>>

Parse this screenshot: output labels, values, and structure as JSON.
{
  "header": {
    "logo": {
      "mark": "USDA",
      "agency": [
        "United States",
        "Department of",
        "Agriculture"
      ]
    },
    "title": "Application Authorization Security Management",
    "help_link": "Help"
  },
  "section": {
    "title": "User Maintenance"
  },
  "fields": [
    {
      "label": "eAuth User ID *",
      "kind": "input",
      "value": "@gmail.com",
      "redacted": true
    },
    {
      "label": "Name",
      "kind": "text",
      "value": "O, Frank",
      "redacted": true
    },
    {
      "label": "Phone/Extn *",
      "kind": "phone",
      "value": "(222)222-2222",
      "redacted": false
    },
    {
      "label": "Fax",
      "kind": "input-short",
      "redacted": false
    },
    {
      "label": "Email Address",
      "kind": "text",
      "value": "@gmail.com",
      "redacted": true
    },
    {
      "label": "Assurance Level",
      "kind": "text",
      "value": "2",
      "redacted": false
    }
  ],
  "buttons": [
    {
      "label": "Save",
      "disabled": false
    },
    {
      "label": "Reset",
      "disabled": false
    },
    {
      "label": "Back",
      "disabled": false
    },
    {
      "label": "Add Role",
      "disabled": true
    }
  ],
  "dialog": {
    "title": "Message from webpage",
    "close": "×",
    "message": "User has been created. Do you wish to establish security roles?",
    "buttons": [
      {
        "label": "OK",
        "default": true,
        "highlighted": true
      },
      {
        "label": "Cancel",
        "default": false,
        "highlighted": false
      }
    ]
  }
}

<<

Extract the listing in its entirety and repeat it exactly.

Parse this screenshot: output labels, values, and structure as JSON.
{
  "header": {
    "logo": {
      "mark": "USDA",
      "agency": [
        "United States",
        "Department of",
        "Agriculture"
      ]
    },
    "title": "Application Authorization Security Management",
    "help_link": "Help"
  },
  "section": {
    "title": "User Maintenance"
  },
  "fields": [
    {
      "label": "eAuth User ID *",
      "kind": "input",
      "value": "@gmail.com",
      "redacted": true
    },
    {
      "label": "Name",
      "kind": "text",
      "value": "O, Frank",
      "redacted": true
    },
    {
      "label": "Phone/Extn *",
      "kind": "phone",
      "value": "(222)222-2222",
      "redacted": false
    },
    {
      "label": "Fax",
      "kind": "input-short",
      "redacted": false
    },
    {
      "label": "Email Address",
      "kind": "text",
      "value": "@gmail.com",
      "redacted": true
    },
    {
      "label": "Assurance Level",
      "kind": "text",
      "value": "2",
      "redacted": false
    }
  ],
  "buttons": [
    {
      "label": "Save",
      "disabled": false
    },
    {
      "label": "Reset",
      "disabled": false
    },
    {
      "label": "Back",
      "disabled": false
    },
    {
      "label": "Add Role",
      "disabled": true
    }
  ],
  "dialog": {
    "title": "Message from webpage",
    "close": "×",
    "message": "User has been created. Do you wish to establish security roles?",
    "buttons": [
      {
        "label": "OK",
        "default": true,
        "highlighted": true
      },
      {
        "label": "Cancel",
        "default": false,
        "highlighted": false
      }
    ]
  }
}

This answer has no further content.